[Extracted data entries]
• • • • • • •
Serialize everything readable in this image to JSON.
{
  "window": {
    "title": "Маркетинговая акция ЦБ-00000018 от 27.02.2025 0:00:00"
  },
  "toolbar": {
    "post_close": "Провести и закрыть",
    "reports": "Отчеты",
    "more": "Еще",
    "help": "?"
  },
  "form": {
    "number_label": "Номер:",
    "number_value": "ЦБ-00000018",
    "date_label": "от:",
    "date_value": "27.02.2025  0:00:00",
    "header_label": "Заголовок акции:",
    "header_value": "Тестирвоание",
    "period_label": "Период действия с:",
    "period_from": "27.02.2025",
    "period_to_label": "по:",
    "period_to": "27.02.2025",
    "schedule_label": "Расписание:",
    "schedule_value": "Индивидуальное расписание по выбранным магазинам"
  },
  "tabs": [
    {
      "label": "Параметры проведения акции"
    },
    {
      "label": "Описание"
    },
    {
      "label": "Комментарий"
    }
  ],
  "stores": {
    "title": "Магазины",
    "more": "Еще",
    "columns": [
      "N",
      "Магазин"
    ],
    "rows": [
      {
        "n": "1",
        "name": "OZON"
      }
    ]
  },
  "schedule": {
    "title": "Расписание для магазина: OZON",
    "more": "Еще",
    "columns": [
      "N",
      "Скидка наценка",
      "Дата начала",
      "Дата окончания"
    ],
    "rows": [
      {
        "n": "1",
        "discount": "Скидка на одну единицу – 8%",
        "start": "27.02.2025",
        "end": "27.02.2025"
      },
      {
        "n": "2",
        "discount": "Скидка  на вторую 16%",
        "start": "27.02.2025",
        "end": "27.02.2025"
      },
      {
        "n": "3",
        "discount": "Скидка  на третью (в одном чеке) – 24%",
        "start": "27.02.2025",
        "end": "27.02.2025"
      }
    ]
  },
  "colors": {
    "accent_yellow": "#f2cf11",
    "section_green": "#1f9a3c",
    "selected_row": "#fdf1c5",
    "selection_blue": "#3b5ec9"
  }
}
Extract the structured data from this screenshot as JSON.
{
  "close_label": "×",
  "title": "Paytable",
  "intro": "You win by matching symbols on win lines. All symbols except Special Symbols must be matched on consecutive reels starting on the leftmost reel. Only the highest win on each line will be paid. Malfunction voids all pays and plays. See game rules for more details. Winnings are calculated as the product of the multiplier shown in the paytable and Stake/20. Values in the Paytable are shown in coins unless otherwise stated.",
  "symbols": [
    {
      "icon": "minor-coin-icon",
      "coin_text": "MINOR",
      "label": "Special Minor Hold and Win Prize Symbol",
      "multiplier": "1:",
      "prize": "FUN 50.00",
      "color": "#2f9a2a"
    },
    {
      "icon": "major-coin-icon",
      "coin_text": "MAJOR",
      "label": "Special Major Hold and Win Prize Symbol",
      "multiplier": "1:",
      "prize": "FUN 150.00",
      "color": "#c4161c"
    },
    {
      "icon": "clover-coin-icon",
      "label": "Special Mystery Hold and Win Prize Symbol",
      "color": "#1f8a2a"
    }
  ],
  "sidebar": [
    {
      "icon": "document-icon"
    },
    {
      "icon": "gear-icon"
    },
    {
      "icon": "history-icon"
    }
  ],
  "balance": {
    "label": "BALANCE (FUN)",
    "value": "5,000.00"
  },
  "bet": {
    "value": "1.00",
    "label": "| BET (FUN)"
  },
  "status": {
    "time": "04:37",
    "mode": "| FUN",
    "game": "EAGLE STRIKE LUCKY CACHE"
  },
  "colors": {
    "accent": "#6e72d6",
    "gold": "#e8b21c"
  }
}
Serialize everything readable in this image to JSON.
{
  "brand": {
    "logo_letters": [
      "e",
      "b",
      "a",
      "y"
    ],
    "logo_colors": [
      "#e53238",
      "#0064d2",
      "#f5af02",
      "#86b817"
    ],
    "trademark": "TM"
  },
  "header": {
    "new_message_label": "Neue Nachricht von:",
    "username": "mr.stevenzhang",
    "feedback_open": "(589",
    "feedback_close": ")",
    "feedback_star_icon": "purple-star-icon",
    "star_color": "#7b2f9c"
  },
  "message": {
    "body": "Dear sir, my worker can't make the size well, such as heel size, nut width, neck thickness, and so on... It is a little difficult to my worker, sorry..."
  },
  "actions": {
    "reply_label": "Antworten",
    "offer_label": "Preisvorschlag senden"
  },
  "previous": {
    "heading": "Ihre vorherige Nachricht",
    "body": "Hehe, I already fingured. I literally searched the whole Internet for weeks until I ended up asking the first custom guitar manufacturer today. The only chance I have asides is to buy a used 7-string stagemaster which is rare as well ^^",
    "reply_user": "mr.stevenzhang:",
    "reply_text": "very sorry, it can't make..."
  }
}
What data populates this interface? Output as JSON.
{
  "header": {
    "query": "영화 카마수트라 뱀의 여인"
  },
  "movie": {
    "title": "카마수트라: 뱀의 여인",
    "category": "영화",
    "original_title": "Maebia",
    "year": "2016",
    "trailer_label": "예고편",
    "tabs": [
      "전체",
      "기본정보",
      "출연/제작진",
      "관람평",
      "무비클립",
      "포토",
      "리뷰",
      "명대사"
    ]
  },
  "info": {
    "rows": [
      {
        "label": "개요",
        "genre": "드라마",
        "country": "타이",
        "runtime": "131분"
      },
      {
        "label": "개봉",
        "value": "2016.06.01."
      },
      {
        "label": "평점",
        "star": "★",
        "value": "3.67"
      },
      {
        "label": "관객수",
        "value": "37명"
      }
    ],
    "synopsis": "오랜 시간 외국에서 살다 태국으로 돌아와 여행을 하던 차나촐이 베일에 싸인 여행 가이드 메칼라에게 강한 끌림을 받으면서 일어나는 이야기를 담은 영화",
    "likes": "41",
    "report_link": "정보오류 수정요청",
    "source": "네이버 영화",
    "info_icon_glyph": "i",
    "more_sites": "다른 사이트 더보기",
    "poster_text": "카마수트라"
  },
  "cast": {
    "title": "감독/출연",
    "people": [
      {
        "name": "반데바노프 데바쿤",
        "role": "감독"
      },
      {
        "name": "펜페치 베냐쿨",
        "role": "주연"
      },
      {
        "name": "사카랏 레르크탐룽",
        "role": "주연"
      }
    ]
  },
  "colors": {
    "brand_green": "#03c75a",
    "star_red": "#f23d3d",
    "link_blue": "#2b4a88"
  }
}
• • • • • • •
Pull out each line containing the word "Скидка" and copy it.

--- Task response ---
      "Скидка наценка",
        "discount": "Скидка на одну единицу – 8%",
        "discount": "Скидка  на вторую 16%",
        "discount": "Скидка  на третью (в одном чеке) – 24%",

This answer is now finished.